• _QUOTED TEXT_:
###

The above configuration can provide a polarization maintaining fiber preform which makes it possible to easily obtain, by drawing the polarization maintaining fiber preform, a polarization maintaining fiber whose cross section is flattened.

The polarization maintaining fiber preform in accordance with one or more embodiments of the present invention is configured such that: a melt viscosity η1(z) of the core, a melt viscosity η2(z) of the inner cladding, a melt viscosity η3(z) of the stress applying parts, and a melt viscosity η4(z) of the outer cladding, at each cross section, have the following magnitude relations: η3(z)<η2(z)<η4(z), and η3(z)<η1(z)<η4(z).

The above configuration can provide a polarization maintaining fiber preform which makes it possible to more easily obtain, by drawing the polarization maintaining fiber preform, a polarization maintaining fiber whose cross section is flattened.

A method, in accordance with one or more embodiments of the present invention, for manufacturing a polarization maintaining fiber is configured to include the step of: drawing a preform including a core, an inner cladding enclosing the core, stress applying parts provided on both sides of the inner cladding and sandwiching the inner cladding therebetween, and an outer cladding enclosing the inner cladding and the two stress applying parts, in the preform, each of the two stress applying parts causing the inner cladding to be depressed inward upon each of the two stress applying parts such that each of the two stress applying parts is received in a depression of the inner cladding, and in the polarization maintaining fiber, the inner cladding causing each of the two stress applying parts to be depressed inward upon the inner cladding such that the inner cladding is received in a depression of each of the two stress applying parts, and the core having a cross section flattened such that a long-axis of the core corresponds to a direction in which the two stress applying parts are aligned.

The above configuration makes it possible to easily manufacture a polarization maintaining fiber whose cross section is flattened.

The method in accordance with one or more embodiments of the present invention is configured such that: in the preform being subjected to drawing, a melt viscosity η1(z) of the core, a melt viscosity η2(z) of the inner cladding, a melt viscosity η3(z) of the stress applying parts, and a melt viscosity η4(z) of the outer cladding, at a cross section between a cross section at a highest temperature and a cross section where a diameter of the cross section stops decreasing, have the following magnitude relations: η3(z)<η2(z)<η4(z), and η3(z)<η1(z)<η4(z).

###

• _SHORT TASK 1_:
Answer these from the passage on polarization maintaining fibers:
(a) Which part of the preform has the lowest melt viscosity?
(b) In the drawn fiber, the long axis of the core corresponds to what direction?
(c) In the method, the melt viscosity relations hold at a cross section lying between which two cross sections?
• _SHORT TASK 2_: According to the passage on polarization maintaining fibers, why is the preform configured with the stated magnitude relations among the melt viscosities of its parts?
• _SHORT TASK 3_: Please list every part of the preform that the passage on polarization maintaining fibers assigns a melt viscosity to.

Records of where elements appear:
###

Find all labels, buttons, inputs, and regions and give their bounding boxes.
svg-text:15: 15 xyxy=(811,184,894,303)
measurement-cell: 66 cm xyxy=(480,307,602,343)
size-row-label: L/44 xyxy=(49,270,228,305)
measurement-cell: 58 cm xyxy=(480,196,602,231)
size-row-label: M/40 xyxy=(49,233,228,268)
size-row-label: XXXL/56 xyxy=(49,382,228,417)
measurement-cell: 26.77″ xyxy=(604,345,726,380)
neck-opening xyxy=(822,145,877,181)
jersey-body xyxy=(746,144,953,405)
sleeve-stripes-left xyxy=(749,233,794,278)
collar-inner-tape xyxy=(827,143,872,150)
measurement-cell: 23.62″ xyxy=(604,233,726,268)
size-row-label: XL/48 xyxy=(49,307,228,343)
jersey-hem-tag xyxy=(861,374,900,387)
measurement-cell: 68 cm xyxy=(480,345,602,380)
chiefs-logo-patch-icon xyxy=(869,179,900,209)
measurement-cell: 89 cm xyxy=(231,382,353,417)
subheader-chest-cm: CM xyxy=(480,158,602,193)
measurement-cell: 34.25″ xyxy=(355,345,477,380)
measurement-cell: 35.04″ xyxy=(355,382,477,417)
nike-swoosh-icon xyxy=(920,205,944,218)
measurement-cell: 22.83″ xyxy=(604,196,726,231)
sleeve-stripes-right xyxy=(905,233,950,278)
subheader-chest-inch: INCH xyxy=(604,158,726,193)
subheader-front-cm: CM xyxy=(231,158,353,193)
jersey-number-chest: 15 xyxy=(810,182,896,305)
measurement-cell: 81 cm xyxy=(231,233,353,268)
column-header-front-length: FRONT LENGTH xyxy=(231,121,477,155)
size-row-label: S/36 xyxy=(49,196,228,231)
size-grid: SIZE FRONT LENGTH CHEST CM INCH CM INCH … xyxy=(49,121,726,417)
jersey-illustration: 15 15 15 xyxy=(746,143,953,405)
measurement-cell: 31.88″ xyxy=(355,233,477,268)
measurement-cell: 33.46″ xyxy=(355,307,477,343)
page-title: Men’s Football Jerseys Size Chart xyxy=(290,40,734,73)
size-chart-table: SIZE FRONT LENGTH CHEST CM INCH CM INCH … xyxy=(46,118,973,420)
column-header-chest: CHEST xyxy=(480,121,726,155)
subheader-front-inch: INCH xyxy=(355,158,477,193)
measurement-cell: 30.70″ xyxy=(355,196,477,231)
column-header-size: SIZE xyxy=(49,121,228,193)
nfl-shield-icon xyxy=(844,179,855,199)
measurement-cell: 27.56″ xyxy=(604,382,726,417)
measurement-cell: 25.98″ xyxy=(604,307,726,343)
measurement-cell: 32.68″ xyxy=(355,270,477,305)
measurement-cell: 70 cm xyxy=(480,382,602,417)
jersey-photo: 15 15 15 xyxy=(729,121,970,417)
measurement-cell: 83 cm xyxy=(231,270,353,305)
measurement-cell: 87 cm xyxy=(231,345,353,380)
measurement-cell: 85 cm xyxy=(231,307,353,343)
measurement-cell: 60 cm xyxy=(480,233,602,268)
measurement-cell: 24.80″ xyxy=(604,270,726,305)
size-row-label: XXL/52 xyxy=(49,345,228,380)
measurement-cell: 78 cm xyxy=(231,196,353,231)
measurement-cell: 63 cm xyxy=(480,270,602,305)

###

• _WRITTEN SOLUTION 1_:
(a) The stress applying parts.
(b) The direction in which the two stress applying parts are aligned.
(c) The cross section at the highest temperature and the cross section where the diameter stops decreasing.

• _WRITTEN SOLUTION 2_: The passage says this configuration makes it possible to more easily obtain, by drawing the preform, a polarization maintaining fiber whose cross section is flattened.

• _WRITTEN SOLUTION 3_:
- Core
- Inner cladding
- Stress applying parts
- Outer cladding